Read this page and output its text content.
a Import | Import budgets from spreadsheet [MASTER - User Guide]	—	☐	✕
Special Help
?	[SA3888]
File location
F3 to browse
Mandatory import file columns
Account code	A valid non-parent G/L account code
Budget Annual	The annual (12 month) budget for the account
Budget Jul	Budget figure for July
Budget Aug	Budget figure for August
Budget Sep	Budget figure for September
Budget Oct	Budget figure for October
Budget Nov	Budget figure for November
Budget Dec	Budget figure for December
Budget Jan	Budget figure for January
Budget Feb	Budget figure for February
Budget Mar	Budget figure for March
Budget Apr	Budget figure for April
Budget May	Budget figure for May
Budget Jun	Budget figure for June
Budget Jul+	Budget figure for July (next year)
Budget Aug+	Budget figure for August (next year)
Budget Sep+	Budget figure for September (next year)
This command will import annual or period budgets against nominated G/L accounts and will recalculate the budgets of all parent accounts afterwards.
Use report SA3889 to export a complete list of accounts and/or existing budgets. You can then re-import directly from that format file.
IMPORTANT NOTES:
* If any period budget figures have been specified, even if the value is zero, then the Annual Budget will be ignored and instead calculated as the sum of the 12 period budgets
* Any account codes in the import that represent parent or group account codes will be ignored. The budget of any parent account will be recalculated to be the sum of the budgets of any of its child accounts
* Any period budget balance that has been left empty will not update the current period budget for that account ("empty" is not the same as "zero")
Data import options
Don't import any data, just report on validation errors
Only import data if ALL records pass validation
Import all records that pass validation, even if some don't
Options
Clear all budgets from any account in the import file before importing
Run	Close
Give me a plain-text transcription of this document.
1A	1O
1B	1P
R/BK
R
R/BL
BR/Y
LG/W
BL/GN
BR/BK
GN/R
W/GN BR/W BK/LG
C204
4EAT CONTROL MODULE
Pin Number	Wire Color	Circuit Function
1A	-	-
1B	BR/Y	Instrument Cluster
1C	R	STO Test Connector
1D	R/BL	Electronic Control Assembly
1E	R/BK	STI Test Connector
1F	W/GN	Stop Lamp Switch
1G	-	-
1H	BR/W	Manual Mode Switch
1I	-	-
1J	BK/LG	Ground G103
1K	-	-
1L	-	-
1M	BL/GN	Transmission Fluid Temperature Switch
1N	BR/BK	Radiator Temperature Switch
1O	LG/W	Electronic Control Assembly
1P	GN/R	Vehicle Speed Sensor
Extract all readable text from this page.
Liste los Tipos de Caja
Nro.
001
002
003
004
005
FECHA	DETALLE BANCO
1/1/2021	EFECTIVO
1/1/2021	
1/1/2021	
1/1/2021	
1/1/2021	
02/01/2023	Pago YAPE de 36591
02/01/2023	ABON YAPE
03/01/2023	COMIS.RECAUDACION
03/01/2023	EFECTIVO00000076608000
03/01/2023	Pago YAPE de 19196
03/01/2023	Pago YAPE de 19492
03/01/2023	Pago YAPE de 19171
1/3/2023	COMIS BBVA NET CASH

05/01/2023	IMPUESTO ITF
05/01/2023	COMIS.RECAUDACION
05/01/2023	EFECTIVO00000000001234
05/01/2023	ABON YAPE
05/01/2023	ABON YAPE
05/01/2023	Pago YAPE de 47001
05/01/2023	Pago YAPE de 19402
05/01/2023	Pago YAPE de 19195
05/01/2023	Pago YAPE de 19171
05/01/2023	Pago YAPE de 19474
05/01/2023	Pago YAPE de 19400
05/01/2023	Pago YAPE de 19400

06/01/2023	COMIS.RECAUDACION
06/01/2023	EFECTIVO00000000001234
- - -
▶ [Your goal] Write out the complete set of records exactly as given.

▶ [Finished task]
Read this page and output its text content.
a Import | Import budgets from spreadsheet [MASTER - User Guide]	—	☐	✕
Special Help
?	[SA3888]
File location
F3 to browse
Mandatory import file columns
Account code	A valid non-parent G/L account code
Budget Annual	The annual (12 month) budget for the account
Budget Jul	Budget figure for July
Budget Aug	Budget figure for August
Budget Sep	Budget figure for September
Budget Oct	Budget figure for October
Budget Nov	Budget figure for November
Budget Dec	Budget figure for December
Budget Jan	Budget figure for January
Budget Feb	Budget figure for February
Budget Mar	Budget figure for March
Budget Apr	Budget figure for April
Budget May	Budget figure for May
Budget Jun	Budget figure for June
Budget Jul+	Budget figure for July (next year)
Budget Aug+	Budget figure for August (next year)
Budget Sep+	Budget figure for September (next year)
This command will import annual or period budgets against nominated G/L accounts and will recalculate the budgets of all parent accounts afterwards.
Use report SA3889 to export a complete list of accounts and/or existing budgets. You can then re-import directly from that format file.
IMPORTANT NOTES:
* If any period budget figures have been specified, even if the value is zero, then the Annual Budget will be ignored and instead calculated as the sum of the 12 period budgets
* Any account codes in the import that represent parent or group account codes will be ignored. The budget of any parent account will be recalculated to be the sum of the budgets of any of its child accounts
* Any period budget balance that has been left empty will not update the current period budget for that account ("empty" is not the same as "zero")
Data import options
Don't import any data, just report on validation errors
Only import data if ALL records pass validation
Import all records that pass validation, even if some don't
Options
Clear all budgets from any account in the import file before importing
Run	Close
Give me a plain-text transcription of this document.
1A	1O
1B	1P
R/BK
R
R/BL
BR/Y
LG/W
BL/GN
BR/BK
GN/R
W/GN BR/W BK/LG
C204
4EAT CONTROL MODULE
Pin Number	Wire Color	Circuit Function
1A	-	-
1B	BR/Y	Instrument Cluster
1C	R	STO Test Connector
1D	R/BL	Electronic Control Assembly
1E	R/BK	STI Test Connector
1F	W/GN	Stop Lamp Switch
1G	-	-
1H	BR/W	Manual Mode Switch
1I	-	-
1J	BK/LG	Ground G103
1K	-	-
1L	-	-
1M	BL/GN	Transmission Fluid Temperature Switch
1N	BR/BK	Radiator Temperature Switch
1O	LG/W	Electronic Control Assembly
1P	GN/R	Vehicle Speed Sensor
Extract all readable text from this page.
Liste los Tipos de Caja
Nro.
001
002
003
004
005
FECHA	DETALLE BANCO
1/1/2021	EFECTIVO
1/1/2021	
1/1/2021	
1/1/2021	
1/1/2021	
02/01/2023	Pago YAPE de 36591
02/01/2023	ABON YAPE
03/01/2023	COMIS.RECAUDACION
03/01/2023	EFECTIVO00000076608000
03/01/2023	Pago YAPE de 19196
03/01/2023	Pago YAPE de 19492
03/01/2023	Pago YAPE de 19171
1/3/2023	COMIS BBVA NET CASH

05/01/2023	IMPUESTO ITF
05/01/2023	COMIS.RECAUDACION
05/01/2023	EFECTIVO00000000001234
05/01/2023	ABON YAPE
05/01/2023	ABON YAPE
05/01/2023	Pago YAPE de 47001
05/01/2023	Pago YAPE de 19402
05/01/2023	Pago YAPE de 19195
05/01/2023	Pago YAPE de 19171
05/01/2023	Pago YAPE de 19474
05/01/2023	Pago YAPE de 19400
05/01/2023	Pago YAPE de 19400

06/01/2023	COMIS.RECAUDACION
06/01/2023	EFECTIVO00000000001234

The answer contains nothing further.